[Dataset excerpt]
******************************

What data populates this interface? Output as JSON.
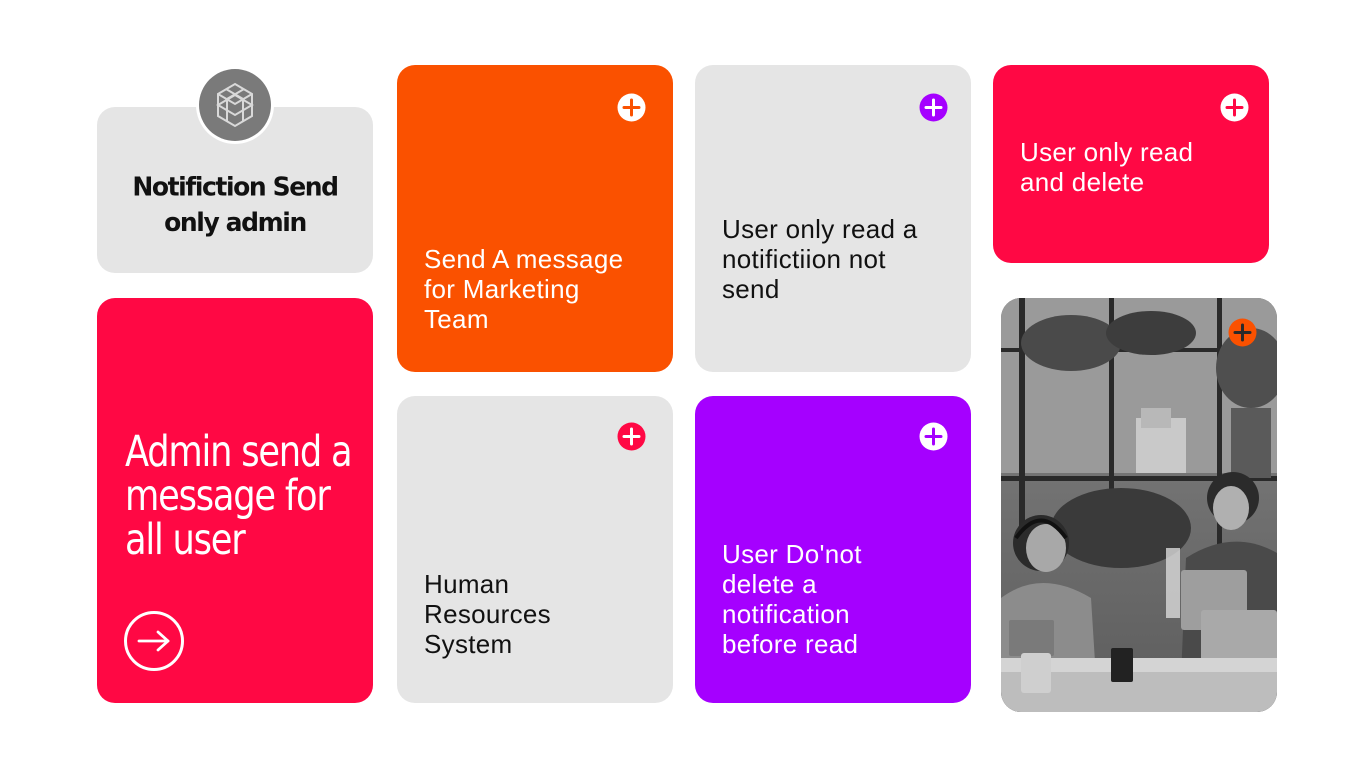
{
  "title_card": {
    "title_line1": "Notifiction Send",
    "title_line2": "only admin",
    "logo_icon": "cube-knot-logo-icon"
  },
  "admin_card": {
    "line1": "Admin send a",
    "line2": "message for",
    "line3": "all user",
    "arrow_icon": "arrow-right-circle-icon",
    "color": "#ff0844"
  },
  "marketing_card": {
    "line1": "Send A message",
    "line2": "for Marketing",
    "line3": "Team",
    "color": "#fa5100"
  },
  "read_card": {
    "line1": "User only read a",
    "line2": "notifictiion not",
    "line3": "send",
    "color": "#e5e5e5",
    "plus_color": "#a500ff"
  },
  "delete_card": {
    "line1": "User only read",
    "line2": "and delete",
    "color": "#ff0844"
  },
  "hr_card": {
    "line1": "Human",
    "line2": "Resources",
    "line3": "System",
    "color": "#e5e5e5",
    "plus_color": "#ff0844"
  },
  "purple_card": {
    "line1": "User Do'not",
    "line2": "delete a",
    "line3": "notification",
    "line4": "before read",
    "color": "#a500ff"
  },
  "photo_card": {
    "description_icon": "office-photo",
    "plus_color": "#fa5100"
  }
}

******************************

▶ [Request]
Using the material above, report each line where "only" occurs.

▶ [Full response]
    "title_line2": "only admin",
    "line1": "User only read a",
    "line1": "User only read",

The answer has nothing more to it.